HOW TO COMPLETE THIS TASK
What is needed is every line of the material that contains "title".

TASK INPUTS
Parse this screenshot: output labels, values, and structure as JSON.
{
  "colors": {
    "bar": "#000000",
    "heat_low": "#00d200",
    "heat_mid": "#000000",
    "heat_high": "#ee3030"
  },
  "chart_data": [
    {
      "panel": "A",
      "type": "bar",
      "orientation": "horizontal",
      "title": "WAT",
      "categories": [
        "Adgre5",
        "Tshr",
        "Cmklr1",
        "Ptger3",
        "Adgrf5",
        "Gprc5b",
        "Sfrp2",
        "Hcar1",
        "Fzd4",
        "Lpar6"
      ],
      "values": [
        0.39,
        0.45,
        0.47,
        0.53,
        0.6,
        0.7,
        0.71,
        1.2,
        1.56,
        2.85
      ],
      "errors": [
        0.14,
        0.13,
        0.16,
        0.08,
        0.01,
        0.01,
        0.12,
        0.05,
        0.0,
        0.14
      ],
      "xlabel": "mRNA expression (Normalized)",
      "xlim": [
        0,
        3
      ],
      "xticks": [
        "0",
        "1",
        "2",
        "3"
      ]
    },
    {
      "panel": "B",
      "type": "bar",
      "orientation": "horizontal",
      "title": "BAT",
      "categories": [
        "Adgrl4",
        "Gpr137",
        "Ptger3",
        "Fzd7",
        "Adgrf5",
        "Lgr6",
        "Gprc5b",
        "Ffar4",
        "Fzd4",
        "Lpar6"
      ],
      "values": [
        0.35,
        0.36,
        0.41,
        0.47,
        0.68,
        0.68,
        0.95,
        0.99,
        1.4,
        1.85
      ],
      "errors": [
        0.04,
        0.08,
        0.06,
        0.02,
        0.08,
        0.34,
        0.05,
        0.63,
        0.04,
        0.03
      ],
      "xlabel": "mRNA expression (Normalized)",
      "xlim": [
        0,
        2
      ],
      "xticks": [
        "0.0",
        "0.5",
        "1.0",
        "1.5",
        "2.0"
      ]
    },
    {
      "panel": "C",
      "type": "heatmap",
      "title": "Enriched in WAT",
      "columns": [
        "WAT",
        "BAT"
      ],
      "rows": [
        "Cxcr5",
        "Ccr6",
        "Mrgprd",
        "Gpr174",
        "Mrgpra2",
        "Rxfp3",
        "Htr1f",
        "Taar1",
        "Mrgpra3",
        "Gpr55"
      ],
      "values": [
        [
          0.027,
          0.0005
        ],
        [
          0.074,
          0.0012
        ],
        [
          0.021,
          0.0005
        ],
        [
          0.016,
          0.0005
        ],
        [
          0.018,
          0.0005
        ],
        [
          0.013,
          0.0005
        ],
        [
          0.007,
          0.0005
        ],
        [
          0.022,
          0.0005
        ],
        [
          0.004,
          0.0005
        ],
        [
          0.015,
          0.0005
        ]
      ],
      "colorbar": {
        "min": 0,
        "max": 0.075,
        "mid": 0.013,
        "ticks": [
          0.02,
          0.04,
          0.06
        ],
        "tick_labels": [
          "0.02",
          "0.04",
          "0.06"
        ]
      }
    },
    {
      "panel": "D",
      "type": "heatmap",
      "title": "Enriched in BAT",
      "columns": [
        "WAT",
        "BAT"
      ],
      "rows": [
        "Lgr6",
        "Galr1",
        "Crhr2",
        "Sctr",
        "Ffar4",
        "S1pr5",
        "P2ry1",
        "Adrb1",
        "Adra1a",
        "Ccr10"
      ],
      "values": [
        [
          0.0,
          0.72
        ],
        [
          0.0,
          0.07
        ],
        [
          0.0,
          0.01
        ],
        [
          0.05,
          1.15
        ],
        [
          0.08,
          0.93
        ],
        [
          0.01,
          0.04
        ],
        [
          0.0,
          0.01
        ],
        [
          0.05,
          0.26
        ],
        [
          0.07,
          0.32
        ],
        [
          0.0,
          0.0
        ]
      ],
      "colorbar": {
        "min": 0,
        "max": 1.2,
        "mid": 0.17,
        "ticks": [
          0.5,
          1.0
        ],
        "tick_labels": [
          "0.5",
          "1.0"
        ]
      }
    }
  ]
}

RESULT OF THIS TASK
      "title": "WAT",
      "title": "BAT",
      "title": "Enriched in WAT",
      "title": "Enriched in BAT",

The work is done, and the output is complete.